Write the entries out again exactly as they stand, but without the pictures.

>> BEGIN

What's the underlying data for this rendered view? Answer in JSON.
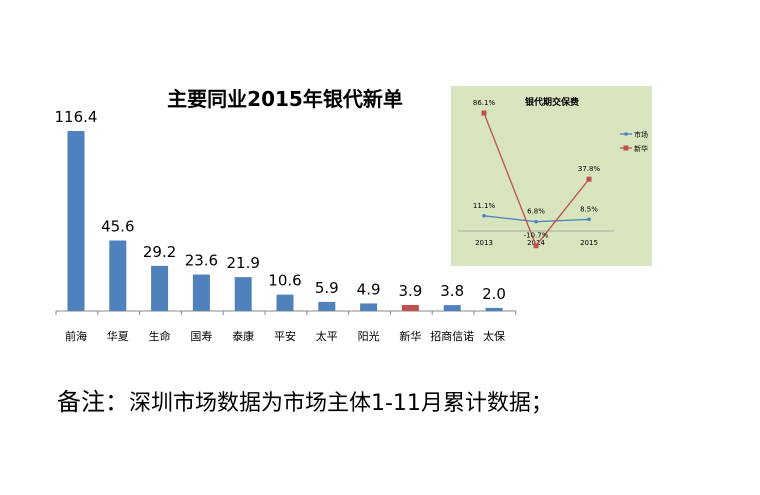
{
  "chart_data": [
    {
      "type": "bar",
      "title": "主要同业2015年银代新单",
      "categories": [
        "前海",
        "华夏",
        "生命",
        "国寿",
        "泰康",
        "平安",
        "太平",
        "阳光",
        "新华",
        "招商信诺",
        "太保"
      ],
      "values": [
        116.4,
        45.6,
        29.2,
        23.6,
        21.9,
        10.6,
        5.9,
        4.9,
        3.9,
        3.8,
        2.0
      ],
      "value_labels": [
        "116.4",
        "45.6",
        "29.2",
        "23.6",
        "21.9",
        "10.6",
        "5.9",
        "4.9",
        "3.9",
        "3.8",
        "2.0"
      ],
      "colors": {
        "default": "#4f81bd",
        "highlight": "#c0504d"
      },
      "highlight_category": "新华",
      "grid": false,
      "ylabel": "",
      "xlabel": ""
    },
    {
      "type": "line",
      "title": "银代期交保费",
      "categories": [
        "2013",
        "2014",
        "2015"
      ],
      "series": [
        {
          "name": "市场",
          "values": [
            11.1,
            6.8,
            8.5
          ],
          "labels": [
            "11.1%",
            "6.8%",
            "8.5%"
          ],
          "color": "#4f81bd"
        },
        {
          "name": "新华",
          "values": [
            86.1,
            -10.7,
            37.8
          ],
          "labels": [
            "86.1%",
            "-10.7%",
            "37.8%"
          ],
          "color": "#c0504d"
        }
      ],
      "background": "#d7e4bd",
      "legend": "right",
      "grid": false
    }
  ],
  "note": {
    "prefix": "备注：",
    "text": "深圳市场数据为市场主体1-11月累计数据；"
  }
}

>> END

▸ **Result of this exercise**:
What's the underlying data for this rendered view? Answer in JSON.
{
  "chart_data": [
    {
      "type": "bar",
      "title": "主要同业2015年银代新单",
      "categories": [
        "前海",
        "华夏",
        "生命",
        "国寿",
        "泰康",
        "平安",
        "太平",
        "阳光",
        "新华",
        "招商信诺",
        "太保"
      ],
      "values": [
        116.4,
        45.6,
        29.2,
        23.6,
        21.9,
        10.6,
        5.9,
        4.9,
        3.9,
        3.8,
        2.0
      ],
      "value_labels": [
        "116.4",
        "45.6",
        "29.2",
        "23.6",
        "21.9",
        "10.6",
        "5.9",
        "4.9",
        "3.9",
        "3.8",
        "2.0"
      ],
      "colors": {
        "default": "#4f81bd",
        "highlight": "#c0504d"
      },
      "highlight_category": "新华",
      "grid": false,
      "ylabel": "",
      "xlabel": ""
    },
    {
      "type": "line",
      "title": "银代期交保费",
      "categories": [
        "2013",
        "2014",
        "2015"
      ],
      "series": [
        {
          "name": "市场",
          "values": [
            11.1,
            6.8,
            8.5
          ],
          "labels": [
            "11.1%",
            "6.8%",
            "8.5%"
          ],
          "color": "#4f81bd"
        },
        {
          "name": "新华",
          "values": [
            86.1,
            -10.7,
            37.8
          ],
          "labels": [
            "86.1%",
            "-10.7%",
            "37.8%"
          ],
          "color": "#c0504d"
        }
      ],
      "background": "#d7e4bd",
      "legend": "right",
      "grid": false
    }
  ],
  "note": {
    "prefix": "备注：",
    "text": "深圳市场数据为市场主体1-11月累计数据；"
  }
}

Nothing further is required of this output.